* [Dataset records]:

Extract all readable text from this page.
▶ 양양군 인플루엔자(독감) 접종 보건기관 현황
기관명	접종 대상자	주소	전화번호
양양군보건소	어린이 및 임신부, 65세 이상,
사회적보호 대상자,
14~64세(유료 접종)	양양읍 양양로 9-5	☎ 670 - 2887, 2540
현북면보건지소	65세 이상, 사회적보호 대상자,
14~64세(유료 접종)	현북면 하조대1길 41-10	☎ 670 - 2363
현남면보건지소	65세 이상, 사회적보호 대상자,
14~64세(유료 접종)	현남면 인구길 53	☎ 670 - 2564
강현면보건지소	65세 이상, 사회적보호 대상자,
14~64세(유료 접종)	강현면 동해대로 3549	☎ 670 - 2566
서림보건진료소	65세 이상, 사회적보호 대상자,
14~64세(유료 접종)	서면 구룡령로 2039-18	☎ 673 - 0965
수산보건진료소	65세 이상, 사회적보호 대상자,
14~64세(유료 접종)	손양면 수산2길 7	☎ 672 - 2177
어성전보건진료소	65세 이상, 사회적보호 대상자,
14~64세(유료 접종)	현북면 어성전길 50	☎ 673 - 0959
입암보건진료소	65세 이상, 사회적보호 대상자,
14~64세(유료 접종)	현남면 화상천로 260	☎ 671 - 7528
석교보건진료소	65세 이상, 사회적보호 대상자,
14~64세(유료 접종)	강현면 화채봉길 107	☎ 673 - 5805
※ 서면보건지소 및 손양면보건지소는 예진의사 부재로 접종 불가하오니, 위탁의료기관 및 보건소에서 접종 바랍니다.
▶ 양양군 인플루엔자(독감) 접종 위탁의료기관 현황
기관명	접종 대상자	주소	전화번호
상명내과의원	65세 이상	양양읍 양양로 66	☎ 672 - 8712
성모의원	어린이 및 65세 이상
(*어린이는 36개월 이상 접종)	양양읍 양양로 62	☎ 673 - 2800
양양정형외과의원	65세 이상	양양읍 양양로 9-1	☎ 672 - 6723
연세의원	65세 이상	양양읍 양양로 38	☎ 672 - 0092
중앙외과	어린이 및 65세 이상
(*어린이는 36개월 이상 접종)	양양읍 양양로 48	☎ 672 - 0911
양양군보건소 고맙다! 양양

* [Task to complete]:
Report each line in the preceding entries that holds the string "위탁의료기관".

* [Answer in full]:
※ 서면보건지소 및 손양면보건지소는 예진의사 부재로 접종 불가하오니, 위탁의료기관 및 보건소에서 접종 바랍니다.
▶ 양양군 인플루엔자(독감) 접종 위탁의료기관 현황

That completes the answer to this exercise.